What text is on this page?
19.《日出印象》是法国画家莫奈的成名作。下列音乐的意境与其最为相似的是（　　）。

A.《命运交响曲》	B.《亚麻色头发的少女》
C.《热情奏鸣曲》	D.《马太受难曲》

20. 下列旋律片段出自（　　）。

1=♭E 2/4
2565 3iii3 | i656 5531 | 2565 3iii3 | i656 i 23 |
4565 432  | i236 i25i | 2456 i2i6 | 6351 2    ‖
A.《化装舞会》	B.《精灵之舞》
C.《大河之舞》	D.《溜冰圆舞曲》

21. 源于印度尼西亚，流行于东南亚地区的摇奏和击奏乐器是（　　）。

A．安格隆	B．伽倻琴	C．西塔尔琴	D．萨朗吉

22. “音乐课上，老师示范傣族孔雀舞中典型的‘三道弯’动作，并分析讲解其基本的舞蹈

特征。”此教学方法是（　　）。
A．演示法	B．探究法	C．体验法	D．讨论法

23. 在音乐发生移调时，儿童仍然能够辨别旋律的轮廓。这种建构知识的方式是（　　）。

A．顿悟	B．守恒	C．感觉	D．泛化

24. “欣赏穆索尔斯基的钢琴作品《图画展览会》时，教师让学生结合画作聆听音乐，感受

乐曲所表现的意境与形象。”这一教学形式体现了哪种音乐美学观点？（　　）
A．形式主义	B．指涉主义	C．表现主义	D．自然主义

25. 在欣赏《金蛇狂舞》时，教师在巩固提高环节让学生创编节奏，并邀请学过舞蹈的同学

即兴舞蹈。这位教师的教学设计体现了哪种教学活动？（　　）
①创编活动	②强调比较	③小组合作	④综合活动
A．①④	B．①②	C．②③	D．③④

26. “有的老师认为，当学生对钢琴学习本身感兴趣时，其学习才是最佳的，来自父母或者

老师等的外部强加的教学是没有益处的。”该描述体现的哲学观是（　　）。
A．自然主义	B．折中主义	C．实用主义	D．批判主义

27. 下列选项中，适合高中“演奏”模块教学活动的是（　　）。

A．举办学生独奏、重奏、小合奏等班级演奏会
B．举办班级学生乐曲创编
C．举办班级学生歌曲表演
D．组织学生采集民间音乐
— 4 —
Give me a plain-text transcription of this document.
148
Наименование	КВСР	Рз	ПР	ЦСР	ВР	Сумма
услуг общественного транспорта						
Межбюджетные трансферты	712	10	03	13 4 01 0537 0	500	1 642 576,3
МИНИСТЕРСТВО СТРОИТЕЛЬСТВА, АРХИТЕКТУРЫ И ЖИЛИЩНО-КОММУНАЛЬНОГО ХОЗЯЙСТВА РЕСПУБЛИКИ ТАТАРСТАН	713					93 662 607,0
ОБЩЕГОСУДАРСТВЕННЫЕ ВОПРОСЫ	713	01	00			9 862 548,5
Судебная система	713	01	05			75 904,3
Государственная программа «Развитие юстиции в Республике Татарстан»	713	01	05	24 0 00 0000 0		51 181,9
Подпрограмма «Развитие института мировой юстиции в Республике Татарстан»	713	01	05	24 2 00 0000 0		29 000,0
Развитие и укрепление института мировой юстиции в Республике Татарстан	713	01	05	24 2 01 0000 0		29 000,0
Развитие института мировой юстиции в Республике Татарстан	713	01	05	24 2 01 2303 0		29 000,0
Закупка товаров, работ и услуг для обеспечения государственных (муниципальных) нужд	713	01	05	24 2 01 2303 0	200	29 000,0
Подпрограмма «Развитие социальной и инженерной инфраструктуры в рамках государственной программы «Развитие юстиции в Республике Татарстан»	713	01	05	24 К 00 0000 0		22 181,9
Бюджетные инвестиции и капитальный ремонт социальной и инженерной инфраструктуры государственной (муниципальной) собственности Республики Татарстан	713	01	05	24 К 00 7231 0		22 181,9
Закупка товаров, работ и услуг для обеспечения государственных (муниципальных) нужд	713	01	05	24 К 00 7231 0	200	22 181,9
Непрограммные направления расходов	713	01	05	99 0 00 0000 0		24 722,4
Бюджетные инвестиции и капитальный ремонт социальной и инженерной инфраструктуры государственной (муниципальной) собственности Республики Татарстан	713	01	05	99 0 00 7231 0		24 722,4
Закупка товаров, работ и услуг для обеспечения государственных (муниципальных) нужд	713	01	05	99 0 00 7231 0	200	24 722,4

****

* **STATED EXERCISE**
Of the lines in the listing, how many hold the word "this"? Nothing but the number is needed.

* **RESULT OF THE TASK**
2